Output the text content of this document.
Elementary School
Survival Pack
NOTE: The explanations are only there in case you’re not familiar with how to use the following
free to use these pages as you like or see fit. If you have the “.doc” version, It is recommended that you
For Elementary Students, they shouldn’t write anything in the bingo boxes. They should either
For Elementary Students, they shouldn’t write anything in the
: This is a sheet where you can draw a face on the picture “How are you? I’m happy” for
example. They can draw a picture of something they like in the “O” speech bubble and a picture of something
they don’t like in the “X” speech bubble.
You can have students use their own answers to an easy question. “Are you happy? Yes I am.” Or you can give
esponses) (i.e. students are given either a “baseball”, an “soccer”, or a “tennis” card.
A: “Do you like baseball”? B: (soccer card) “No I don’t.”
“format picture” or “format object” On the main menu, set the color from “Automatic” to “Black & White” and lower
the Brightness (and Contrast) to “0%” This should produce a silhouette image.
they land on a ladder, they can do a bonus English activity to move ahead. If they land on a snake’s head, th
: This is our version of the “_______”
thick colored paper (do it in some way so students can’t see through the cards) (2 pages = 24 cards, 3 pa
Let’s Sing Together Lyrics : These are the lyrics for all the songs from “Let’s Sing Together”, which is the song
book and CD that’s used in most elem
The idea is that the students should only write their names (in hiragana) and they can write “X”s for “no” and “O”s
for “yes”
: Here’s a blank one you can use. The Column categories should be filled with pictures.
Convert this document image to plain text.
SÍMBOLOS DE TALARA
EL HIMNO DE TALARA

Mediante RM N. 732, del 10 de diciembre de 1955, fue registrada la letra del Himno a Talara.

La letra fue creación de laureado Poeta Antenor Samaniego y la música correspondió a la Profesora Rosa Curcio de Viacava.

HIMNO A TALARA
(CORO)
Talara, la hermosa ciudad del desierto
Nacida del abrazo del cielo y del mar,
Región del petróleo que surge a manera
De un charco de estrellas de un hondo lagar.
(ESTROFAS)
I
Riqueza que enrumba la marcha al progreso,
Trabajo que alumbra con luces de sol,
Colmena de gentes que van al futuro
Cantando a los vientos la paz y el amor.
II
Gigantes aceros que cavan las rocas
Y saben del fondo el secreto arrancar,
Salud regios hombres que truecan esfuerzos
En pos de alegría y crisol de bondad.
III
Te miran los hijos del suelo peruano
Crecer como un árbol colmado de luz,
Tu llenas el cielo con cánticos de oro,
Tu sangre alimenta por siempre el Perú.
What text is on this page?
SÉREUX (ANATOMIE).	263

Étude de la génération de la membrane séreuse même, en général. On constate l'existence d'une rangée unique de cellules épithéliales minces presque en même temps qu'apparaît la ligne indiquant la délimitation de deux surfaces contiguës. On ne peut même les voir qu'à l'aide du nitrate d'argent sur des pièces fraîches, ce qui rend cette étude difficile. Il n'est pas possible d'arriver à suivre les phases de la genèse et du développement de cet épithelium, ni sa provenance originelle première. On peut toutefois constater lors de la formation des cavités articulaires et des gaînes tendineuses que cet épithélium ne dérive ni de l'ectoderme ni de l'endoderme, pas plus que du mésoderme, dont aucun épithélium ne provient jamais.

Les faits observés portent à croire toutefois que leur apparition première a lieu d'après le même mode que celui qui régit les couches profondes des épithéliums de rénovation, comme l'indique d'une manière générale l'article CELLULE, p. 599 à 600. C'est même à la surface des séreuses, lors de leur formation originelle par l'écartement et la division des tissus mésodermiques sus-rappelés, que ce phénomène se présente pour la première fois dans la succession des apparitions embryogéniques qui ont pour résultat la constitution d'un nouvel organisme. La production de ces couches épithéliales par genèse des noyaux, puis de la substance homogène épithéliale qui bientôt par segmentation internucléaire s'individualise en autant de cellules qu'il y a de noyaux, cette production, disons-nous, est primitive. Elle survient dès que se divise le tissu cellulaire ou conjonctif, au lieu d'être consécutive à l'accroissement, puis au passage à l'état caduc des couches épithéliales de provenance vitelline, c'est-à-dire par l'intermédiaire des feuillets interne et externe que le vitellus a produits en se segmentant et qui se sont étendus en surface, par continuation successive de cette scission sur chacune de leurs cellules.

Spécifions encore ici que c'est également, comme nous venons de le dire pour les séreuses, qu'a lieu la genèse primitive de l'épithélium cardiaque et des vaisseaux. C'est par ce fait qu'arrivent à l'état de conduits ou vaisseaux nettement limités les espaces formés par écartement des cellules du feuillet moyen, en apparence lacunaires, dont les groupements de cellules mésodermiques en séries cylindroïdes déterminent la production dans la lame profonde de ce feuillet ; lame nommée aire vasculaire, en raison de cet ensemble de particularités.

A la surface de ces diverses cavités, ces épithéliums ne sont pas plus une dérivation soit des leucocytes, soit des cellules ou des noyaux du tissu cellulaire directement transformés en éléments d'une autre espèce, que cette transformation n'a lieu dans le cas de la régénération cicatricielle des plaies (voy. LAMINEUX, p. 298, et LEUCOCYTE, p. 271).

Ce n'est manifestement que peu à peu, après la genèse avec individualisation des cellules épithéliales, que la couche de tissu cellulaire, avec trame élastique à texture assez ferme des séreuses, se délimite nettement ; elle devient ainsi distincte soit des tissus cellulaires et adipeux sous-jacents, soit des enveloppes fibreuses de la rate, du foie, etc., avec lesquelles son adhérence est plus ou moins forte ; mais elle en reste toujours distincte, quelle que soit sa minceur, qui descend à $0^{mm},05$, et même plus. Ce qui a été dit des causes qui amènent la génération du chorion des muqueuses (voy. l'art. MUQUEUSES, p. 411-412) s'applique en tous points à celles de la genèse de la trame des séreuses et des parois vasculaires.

#### Work to complete
The entries above should be repeated exactly, every one of them.

#### Solution
Output the text content of this document.
Elementary School
Survival Pack
NOTE: The explanations are only there in case you’re not familiar with how to use the following
free to use these pages as you like or see fit. If you have the “.doc” version, It is recommended that you
For Elementary Students, they shouldn’t write anything in the bingo boxes. They should either
For Elementary Students, they shouldn’t write anything in the
: This is a sheet where you can draw a face on the picture “How are you? I’m happy” for
example. They can draw a picture of something they like in the “O” speech bubble and a picture of something
they don’t like in the “X” speech bubble.
You can have students use their own answers to an easy question. “Are you happy? Yes I am.” Or you can give
esponses) (i.e. students are given either a “baseball”, an “soccer”, or a “tennis” card.
A: “Do you like baseball”? B: (soccer card) “No I don’t.”
“format picture” or “format object” On the main menu, set the color from “Automatic” to “Black & White” and lower
the Brightness (and Contrast) to “0%” This should produce a silhouette image.
they land on a ladder, they can do a bonus English activity to move ahead. If they land on a snake’s head, th
: This is our version of the “_______”
thick colored paper (do it in some way so students can’t see through the cards) (2 pages = 24 cards, 3 pa
Let’s Sing Together Lyrics : These are the lyrics for all the songs from “Let’s Sing Together”, which is the song
book and CD that’s used in most elem
The idea is that the students should only write their names (in hiragana) and they can write “X”s for “no” and “O”s
for “yes”
: Here’s a blank one you can use. The Column categories should be filled with pictures.
Convert this document image to plain text.
SÍMBOLOS DE TALARA
EL HIMNO DE TALARA

Mediante RM N. 732, del 10 de diciembre de 1955, fue registrada la letra del Himno a Talara.

La letra fue creación de laureado Poeta Antenor Samaniego y la música correspondió a la Profesora Rosa Curcio de Viacava.

HIMNO A TALARA
(CORO)
Talara, la hermosa ciudad del desierto
Nacida del abrazo del cielo y del mar,
Región del petróleo que surge a manera
De un charco de estrellas de un hondo lagar.
(ESTROFAS)
I
Riqueza que enrumba la marcha al progreso,
Trabajo que alumbra con luces de sol,
Colmena de gentes que van al futuro
Cantando a los vientos la paz y el amor.
II
Gigantes aceros que cavan las rocas
Y saben del fondo el secreto arrancar,
Salud regios hombres que truecan esfuerzos
En pos de alegría y crisol de bondad.
III
Te miran los hijos del suelo peruano
Crecer como un árbol colmado de luz,
Tu llenas el cielo con cánticos de oro,
Tu sangre alimenta por siempre el Perú.
What text is on this page?
SÉREUX (ANATOMIE).	263

Étude de la génération de la membrane séreuse même, en général. On constate l'existence d'une rangée unique de cellules épithéliales minces presque en même temps qu'apparaît la ligne indiquant la délimitation de deux surfaces contiguës. On ne peut même les voir qu'à l'aide du nitrate d'argent sur des pièces fraîches, ce qui rend cette étude difficile. Il n'est pas possible d'arriver à suivre les phases de la genèse et du développement de cet épithelium, ni sa provenance originelle première. On peut toutefois constater lors de la formation des cavités articulaires et des gaînes tendineuses que cet épithélium ne dérive ni de l'ectoderme ni de l'endoderme, pas plus que du mésoderme, dont aucun épithélium ne provient jamais.

Les faits observés portent à croire toutefois que leur apparition première a lieu d'après le même mode que celui qui régit les couches profondes des épithéliums de rénovation, comme l'indique d'une manière générale l'article CELLULE, p. 599 à 600. C'est même à la surface des séreuses, lors de leur formation originelle par l'écartement et la division des tissus mésodermiques sus-rappelés, que ce phénomène se présente pour la première fois dans la succession des apparitions embryogéniques qui ont pour résultat la constitution d'un nouvel organisme. La production de ces couches épithéliales par genèse des noyaux, puis de la substance homogène épithéliale qui bientôt par segmentation internucléaire s'individualise en autant de cellules qu'il y a de noyaux, cette production, disons-nous, est primitive. Elle survient dès que se divise le tissu cellulaire ou conjonctif, au lieu d'être consécutive à l'accroissement, puis au passage à l'état caduc des couches épithéliales de provenance vitelline, c'est-à-dire par l'intermédiaire des feuillets interne et externe que le vitellus a produits en se segmentant et qui se sont étendus en surface, par continuation successive de cette scission sur chacune de leurs cellules.

Spécifions encore ici que c'est également, comme nous venons de le dire pour les séreuses, qu'a lieu la genèse primitive de l'épithélium cardiaque et des vaisseaux. C'est par ce fait qu'arrivent à l'état de conduits ou vaisseaux nettement limités les espaces formés par écartement des cellules du feuillet moyen, en apparence lacunaires, dont les groupements de cellules mésodermiques en séries cylindroïdes déterminent la production dans la lame profonde de ce feuillet ; lame nommée aire vasculaire, en raison de cet ensemble de particularités.

A la surface de ces diverses cavités, ces épithéliums ne sont pas plus une dérivation soit des leucocytes, soit des cellules ou des noyaux du tissu cellulaire directement transformés en éléments d'une autre espèce, que cette transformation n'a lieu dans le cas de la régénération cicatricielle des plaies (voy. LAMINEUX, p. 298, et LEUCOCYTE, p. 271).

Ce n'est manifestement que peu à peu, après la genèse avec individualisation des cellules épithéliales, que la couche de tissu cellulaire, avec trame élastique à texture assez ferme des séreuses, se délimite nettement ; elle devient ainsi distincte soit des tissus cellulaires et adipeux sous-jacents, soit des enveloppes fibreuses de la rate, du foie, etc., avec lesquelles son adhérence est plus ou moins forte ; mais elle en reste toujours distincte, quelle que soit sa minceur, qui descend à $0^{mm},05$, et même plus. Ce qui a été dit des causes qui amènent la génération du chorion des muqueuses (voy. l'art. MUQUEUSES, p. 411-412) s'applique en tous points à celles de la genèse de la trame des séreuses et des parois vasculaires.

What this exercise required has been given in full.